GOAL
Rewrite the listing below, replacing "UI elements" with "interface components" everywhere and keeping every other line unchanged. Omit the pictures from your version.
==================================================
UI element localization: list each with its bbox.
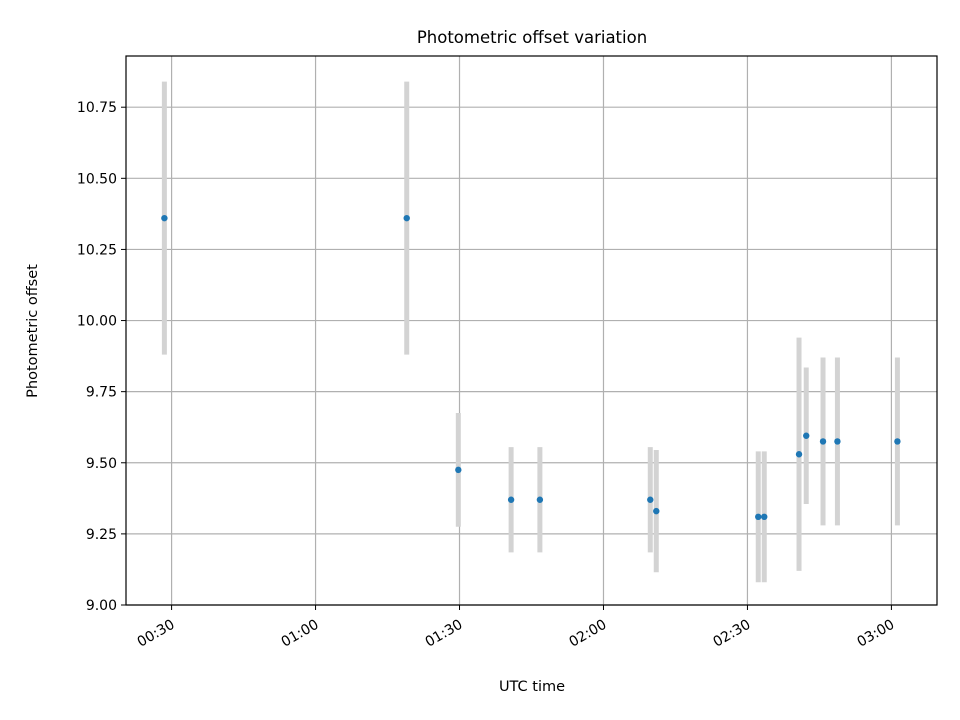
y-tick-label: 9.25 — [86, 527, 117, 543]
data-point — [455, 466, 462, 474]
y-axis: 9.00 9.25 9.50 9.75 10.00 10.25 10.50 10.75 — [77, 100, 126, 614]
data-point — [653, 507, 660, 515]
y-axis-label: Photometric offset — [25, 264, 41, 398]
data-point — [755, 513, 762, 521]
data-point — [536, 496, 544, 503]
data-point — [647, 496, 654, 503]
y-tick-label: 10.25 — [77, 242, 117, 258]
y-tick-label: 10.75 — [77, 100, 117, 116]
grid-lines — [126, 56, 937, 606]
y-tick-label: 10.00 — [77, 314, 117, 330]
data-point — [507, 496, 515, 503]
plot-frame — [125, 55, 938, 606]
data-point — [403, 214, 410, 222]
data-point — [894, 438, 901, 445]
data-point — [834, 438, 841, 445]
x-axis-label: UTC time — [499, 679, 565, 695]
data-point — [161, 214, 168, 222]
chart-title: Photometric offset variation — [417, 28, 647, 47]
data-points — [161, 214, 901, 521]
data-point — [795, 451, 803, 458]
data-point — [803, 432, 810, 439]
data-point — [761, 513, 768, 521]
data-point — [819, 438, 827, 445]
y-tick-label: 9.00 — [86, 598, 117, 614]
y-tick-label: 9.50 — [86, 456, 117, 472]
y-tick-label: 10.50 — [77, 171, 117, 187]
y-tick-label: 9.75 — [86, 385, 117, 401]
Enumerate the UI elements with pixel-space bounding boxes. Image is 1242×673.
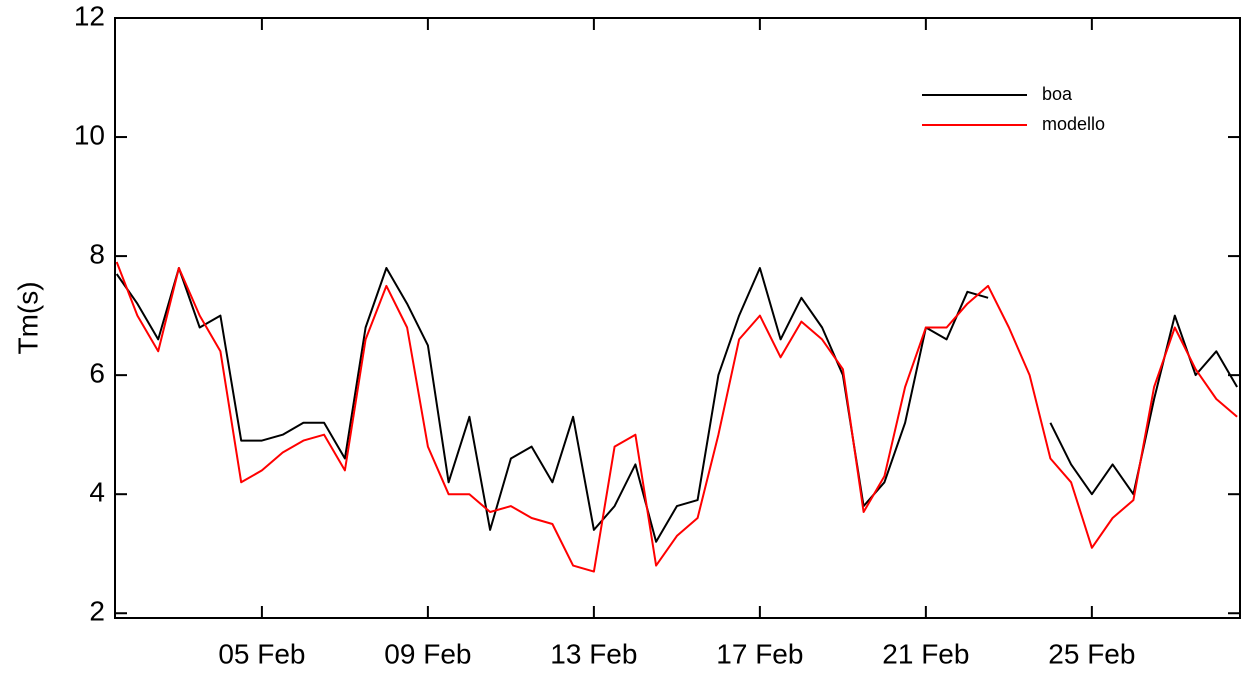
y-axis-label: Tm(s) (12, 281, 43, 354)
x-tick-label: 13 Feb (550, 638, 637, 669)
x-tick-label: 09 Feb (384, 638, 471, 669)
x-tick-label: 21 Feb (882, 638, 969, 669)
x-tick-label: 17 Feb (716, 638, 803, 669)
y-tick-label: 2 (89, 596, 105, 627)
y-tick-label: 8 (89, 238, 105, 269)
y-tick-label: 6 (89, 358, 105, 389)
y-tick-label: 4 (89, 477, 105, 508)
legend-label: boa (1042, 84, 1073, 104)
series-line (115, 267, 1238, 543)
legend-label: modello (1042, 114, 1105, 134)
series-line (115, 261, 1238, 573)
y-tick-label: 10 (74, 119, 105, 150)
x-tick-label: 05 Feb (218, 638, 305, 669)
x-tick-label: 25 Feb (1048, 638, 1135, 669)
y-tick-label: 12 (74, 0, 105, 31)
plot-frame (114, 17, 1241, 619)
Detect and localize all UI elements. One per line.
==================================================
FINAL RESULT
UI element localization: list each with its bbox.
y-tick-label: 9.25 — [86, 527, 117, 543]
data-point — [455, 466, 462, 474]
y-axis: 9.00 9.25 9.50 9.75 10.00 10.25 10.50 10.75 — [77, 100, 126, 614]
data-point — [653, 507, 660, 515]
y-axis-label: Photometric offset — [25, 264, 41, 398]
data-point — [755, 513, 762, 521]
data-point — [536, 496, 544, 503]
data-point — [647, 496, 654, 503]
y-tick-label: 10.25 — [77, 242, 117, 258]
y-tick-label: 10.75 — [77, 100, 117, 116]
grid-lines — [126, 56, 937, 606]
y-tick-label: 10.00 — [77, 314, 117, 330]
data-point — [507, 496, 515, 503]
plot-frame — [125, 55, 938, 606]
data-point — [403, 214, 410, 222]
data-point — [894, 438, 901, 445]
data-point — [834, 438, 841, 445]
x-axis-label: UTC time — [499, 679, 565, 695]
data-point — [161, 214, 168, 222]
chart-title: Photometric offset variation — [417, 28, 647, 47]
data-points — [161, 214, 901, 521]
data-point — [795, 451, 803, 458]
data-point — [803, 432, 810, 439]
data-point — [761, 513, 768, 521]
data-point — [819, 438, 827, 445]
y-tick-label: 9.00 — [86, 598, 117, 614]
y-tick-label: 9.50 — [86, 456, 117, 472]
y-tick-label: 10.50 — [77, 171, 117, 187]
y-tick-label: 9.75 — [86, 385, 117, 401]
Enumerate the interface components with pixel-space bounding boxes. Image is 1242×673.
y-axis-label: Tm(s) (12, 281, 43, 354)
x-tick-label: 13 Feb (550, 638, 637, 669)
x-tick-label: 09 Feb (384, 638, 471, 669)
x-tick-label: 21 Feb (882, 638, 969, 669)
x-tick-label: 17 Feb (716, 638, 803, 669)
y-tick-label: 2 (89, 596, 105, 627)
y-tick-label: 8 (89, 238, 105, 269)
y-tick-label: 6 (89, 358, 105, 389)
y-tick-label: 4 (89, 477, 105, 508)
legend-label: boa (1042, 84, 1073, 104)
series-line (115, 267, 1238, 543)
legend-label: modello (1042, 114, 1105, 134)
series-line (115, 261, 1238, 573)
y-tick-label: 10 (74, 119, 105, 150)
x-tick-label: 05 Feb (218, 638, 305, 669)
x-tick-label: 25 Feb (1048, 638, 1135, 669)
y-tick-label: 12 (74, 0, 105, 31)
plot-frame (114, 17, 1241, 619)
Detect and localize all interface components. One per line.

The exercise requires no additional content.